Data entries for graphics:
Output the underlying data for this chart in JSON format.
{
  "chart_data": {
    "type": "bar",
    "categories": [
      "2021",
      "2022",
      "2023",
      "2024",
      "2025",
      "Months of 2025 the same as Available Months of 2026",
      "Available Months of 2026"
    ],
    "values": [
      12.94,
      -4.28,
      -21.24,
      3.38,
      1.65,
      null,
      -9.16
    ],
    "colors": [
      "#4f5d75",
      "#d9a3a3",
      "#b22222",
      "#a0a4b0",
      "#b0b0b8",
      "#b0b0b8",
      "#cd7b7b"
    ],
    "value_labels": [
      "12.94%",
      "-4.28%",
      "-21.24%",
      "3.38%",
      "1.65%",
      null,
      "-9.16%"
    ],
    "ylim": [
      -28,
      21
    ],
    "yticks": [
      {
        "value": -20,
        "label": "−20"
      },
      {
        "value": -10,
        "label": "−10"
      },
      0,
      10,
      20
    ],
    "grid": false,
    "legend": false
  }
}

...

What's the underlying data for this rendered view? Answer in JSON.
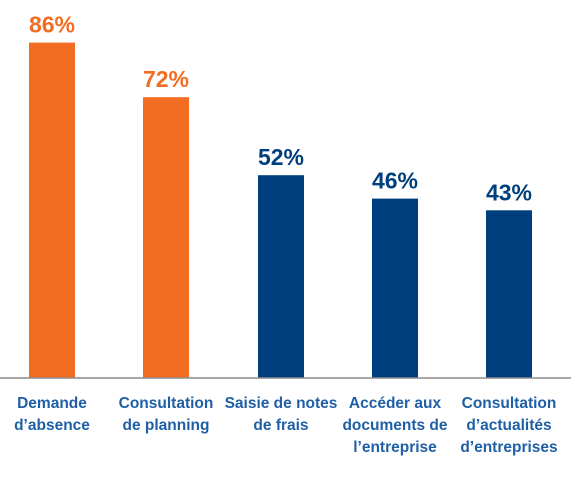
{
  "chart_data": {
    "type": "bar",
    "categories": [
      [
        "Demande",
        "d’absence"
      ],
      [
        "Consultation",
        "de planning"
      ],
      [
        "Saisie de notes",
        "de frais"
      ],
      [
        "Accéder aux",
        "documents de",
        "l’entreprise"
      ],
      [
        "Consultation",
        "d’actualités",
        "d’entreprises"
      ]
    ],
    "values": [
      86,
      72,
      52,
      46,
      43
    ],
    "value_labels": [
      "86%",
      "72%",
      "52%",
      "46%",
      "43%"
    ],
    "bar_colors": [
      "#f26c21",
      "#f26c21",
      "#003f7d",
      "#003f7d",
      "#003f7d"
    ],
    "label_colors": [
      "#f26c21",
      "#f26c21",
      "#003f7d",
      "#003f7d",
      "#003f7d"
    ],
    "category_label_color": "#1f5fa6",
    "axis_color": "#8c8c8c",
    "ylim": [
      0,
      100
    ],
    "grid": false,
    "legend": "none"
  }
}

--

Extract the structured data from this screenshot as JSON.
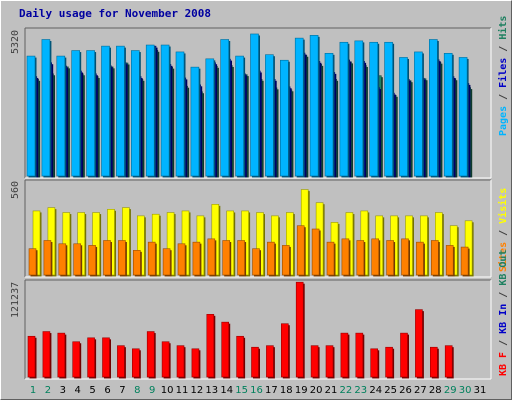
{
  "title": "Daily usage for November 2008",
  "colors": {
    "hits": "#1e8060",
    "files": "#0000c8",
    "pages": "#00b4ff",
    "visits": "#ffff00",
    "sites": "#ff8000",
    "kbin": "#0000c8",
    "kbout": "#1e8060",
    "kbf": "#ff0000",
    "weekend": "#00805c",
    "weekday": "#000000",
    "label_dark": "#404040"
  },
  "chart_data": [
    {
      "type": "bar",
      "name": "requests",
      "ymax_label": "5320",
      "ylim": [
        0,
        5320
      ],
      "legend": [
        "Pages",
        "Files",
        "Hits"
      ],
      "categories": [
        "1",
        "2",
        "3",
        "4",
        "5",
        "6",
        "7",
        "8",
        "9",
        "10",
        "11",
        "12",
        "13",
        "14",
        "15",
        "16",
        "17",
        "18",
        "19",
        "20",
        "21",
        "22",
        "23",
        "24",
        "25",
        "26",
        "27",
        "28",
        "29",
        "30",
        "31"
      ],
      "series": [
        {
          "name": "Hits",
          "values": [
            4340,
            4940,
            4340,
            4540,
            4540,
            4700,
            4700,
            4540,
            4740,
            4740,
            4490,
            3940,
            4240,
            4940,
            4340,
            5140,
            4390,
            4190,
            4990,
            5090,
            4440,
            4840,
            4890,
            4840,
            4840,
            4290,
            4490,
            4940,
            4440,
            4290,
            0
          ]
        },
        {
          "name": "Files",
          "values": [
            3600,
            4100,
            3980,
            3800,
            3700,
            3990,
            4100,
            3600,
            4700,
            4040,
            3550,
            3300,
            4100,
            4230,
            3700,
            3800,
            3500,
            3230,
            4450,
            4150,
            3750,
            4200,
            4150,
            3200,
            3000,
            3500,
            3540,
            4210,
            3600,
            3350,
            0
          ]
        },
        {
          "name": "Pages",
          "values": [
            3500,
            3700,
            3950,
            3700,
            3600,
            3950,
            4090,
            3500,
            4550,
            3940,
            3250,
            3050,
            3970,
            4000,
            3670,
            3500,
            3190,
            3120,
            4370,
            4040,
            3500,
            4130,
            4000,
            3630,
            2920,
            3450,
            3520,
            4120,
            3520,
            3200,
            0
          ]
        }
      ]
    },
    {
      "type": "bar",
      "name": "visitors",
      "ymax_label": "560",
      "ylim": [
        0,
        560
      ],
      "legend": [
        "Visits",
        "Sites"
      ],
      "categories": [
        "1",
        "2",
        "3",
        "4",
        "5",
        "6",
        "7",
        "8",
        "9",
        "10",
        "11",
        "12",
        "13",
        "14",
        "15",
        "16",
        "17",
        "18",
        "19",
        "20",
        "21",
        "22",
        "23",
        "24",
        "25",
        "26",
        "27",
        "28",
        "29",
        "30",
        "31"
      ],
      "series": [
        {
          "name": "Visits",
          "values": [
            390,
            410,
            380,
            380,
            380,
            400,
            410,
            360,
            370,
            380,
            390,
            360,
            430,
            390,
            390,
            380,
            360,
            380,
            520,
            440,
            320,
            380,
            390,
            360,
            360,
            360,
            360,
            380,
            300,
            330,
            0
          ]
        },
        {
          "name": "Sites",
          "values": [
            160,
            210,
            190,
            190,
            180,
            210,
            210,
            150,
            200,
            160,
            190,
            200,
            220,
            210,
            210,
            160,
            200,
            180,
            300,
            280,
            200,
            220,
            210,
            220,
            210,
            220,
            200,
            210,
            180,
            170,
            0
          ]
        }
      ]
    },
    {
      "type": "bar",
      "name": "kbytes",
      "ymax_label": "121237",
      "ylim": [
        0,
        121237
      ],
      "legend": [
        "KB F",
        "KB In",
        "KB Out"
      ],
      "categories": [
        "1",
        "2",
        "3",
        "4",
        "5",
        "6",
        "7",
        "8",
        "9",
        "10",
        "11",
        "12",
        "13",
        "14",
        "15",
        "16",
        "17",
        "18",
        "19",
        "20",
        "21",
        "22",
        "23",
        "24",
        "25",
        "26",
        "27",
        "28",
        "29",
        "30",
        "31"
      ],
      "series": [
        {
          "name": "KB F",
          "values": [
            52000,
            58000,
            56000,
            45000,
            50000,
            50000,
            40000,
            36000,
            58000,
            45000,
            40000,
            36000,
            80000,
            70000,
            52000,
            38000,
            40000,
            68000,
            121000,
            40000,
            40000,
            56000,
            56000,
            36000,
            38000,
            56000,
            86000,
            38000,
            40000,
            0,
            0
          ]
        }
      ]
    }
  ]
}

THE PROBLEM –
Check each line of the records for the word "Available" and extract those that contain it.

TASK RESULT –
      "Months of 2025 the same as Available Months of 2026",
      "Available Months of 2026"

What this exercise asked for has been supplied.